§ **REQUIREMENT**
Your task is to output the data exactly as it stands.

§ **DATA FOR THE TASK**

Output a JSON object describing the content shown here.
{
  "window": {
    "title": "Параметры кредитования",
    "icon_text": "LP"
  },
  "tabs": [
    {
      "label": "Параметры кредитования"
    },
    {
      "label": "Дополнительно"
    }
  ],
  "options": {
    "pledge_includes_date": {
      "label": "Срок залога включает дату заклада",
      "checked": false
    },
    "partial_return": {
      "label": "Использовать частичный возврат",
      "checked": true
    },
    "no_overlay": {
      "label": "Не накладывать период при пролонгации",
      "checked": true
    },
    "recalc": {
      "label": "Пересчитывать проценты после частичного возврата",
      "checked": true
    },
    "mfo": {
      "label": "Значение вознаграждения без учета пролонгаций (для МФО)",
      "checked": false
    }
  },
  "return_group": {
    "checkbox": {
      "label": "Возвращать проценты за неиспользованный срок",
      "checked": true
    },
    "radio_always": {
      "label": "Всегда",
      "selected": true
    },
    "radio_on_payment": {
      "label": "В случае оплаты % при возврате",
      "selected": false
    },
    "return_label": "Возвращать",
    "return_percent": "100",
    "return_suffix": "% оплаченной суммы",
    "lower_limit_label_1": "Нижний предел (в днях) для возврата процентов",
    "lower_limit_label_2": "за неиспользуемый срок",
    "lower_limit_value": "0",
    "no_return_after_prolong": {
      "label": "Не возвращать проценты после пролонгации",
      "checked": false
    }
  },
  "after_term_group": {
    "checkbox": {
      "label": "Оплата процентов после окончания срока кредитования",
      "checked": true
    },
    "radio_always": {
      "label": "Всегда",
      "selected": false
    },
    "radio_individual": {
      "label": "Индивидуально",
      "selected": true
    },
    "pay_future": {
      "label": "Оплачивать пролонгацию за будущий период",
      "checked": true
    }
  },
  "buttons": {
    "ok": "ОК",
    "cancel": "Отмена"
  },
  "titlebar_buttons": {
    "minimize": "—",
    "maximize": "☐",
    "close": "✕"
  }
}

§ **THE ANSWER**
Output a JSON object describing the content shown here.
{
  "window": {
    "title": "Параметры кредитования",
    "icon_text": "LP"
  },
  "tabs": [
    {
      "label": "Параметры кредитования"
    },
    {
      "label": "Дополнительно"
    }
  ],
  "options": {
    "pledge_includes_date": {
      "label": "Срок залога включает дату заклада",
      "checked": false
    },
    "partial_return": {
      "label": "Использовать частичный возврат",
      "checked": true
    },
    "no_overlay": {
      "label": "Не накладывать период при пролонгации",
      "checked": true
    },
    "recalc": {
      "label": "Пересчитывать проценты после частичного возврата",
      "checked": true
    },
    "mfo": {
      "label": "Значение вознаграждения без учета пролонгаций (для МФО)",
      "checked": false
    }
  },
  "return_group": {
    "checkbox": {
      "label": "Возвращать проценты за неиспользованный срок",
      "checked": true
    },
    "radio_always": {
      "label": "Всегда",
      "selected": true
    },
    "radio_on_payment": {
      "label": "В случае оплаты % при возврате",
      "selected": false
    },
    "return_label": "Возвращать",
    "return_percent": "100",
    "return_suffix": "% оплаченной суммы",
    "lower_limit_label_1": "Нижний предел (в днях) для возврата процентов",
    "lower_limit_label_2": "за неиспользуемый срок",
    "lower_limit_value": "0",
    "no_return_after_prolong": {
      "label": "Не возвращать проценты после пролонгации",
      "checked": false
    }
  },
  "after_term_group": {
    "checkbox": {
      "label": "Оплата процентов после окончания срока кредитования",
      "checked": true
    },
    "radio_always": {
      "label": "Всегда",
      "selected": false
    },
    "radio_individual": {
      "label": "Индивидуально",
      "selected": true
    },
    "pay_future": {
      "label": "Оплачивать пролонгацию за будущий период",
      "checked": true
    }
  },
  "buttons": {
    "ok": "ОК",
    "cancel": "Отмена"
  },
  "titlebar_buttons": {
    "minimize": "—",
    "maximize": "☐",
    "close": "✕"
  }
}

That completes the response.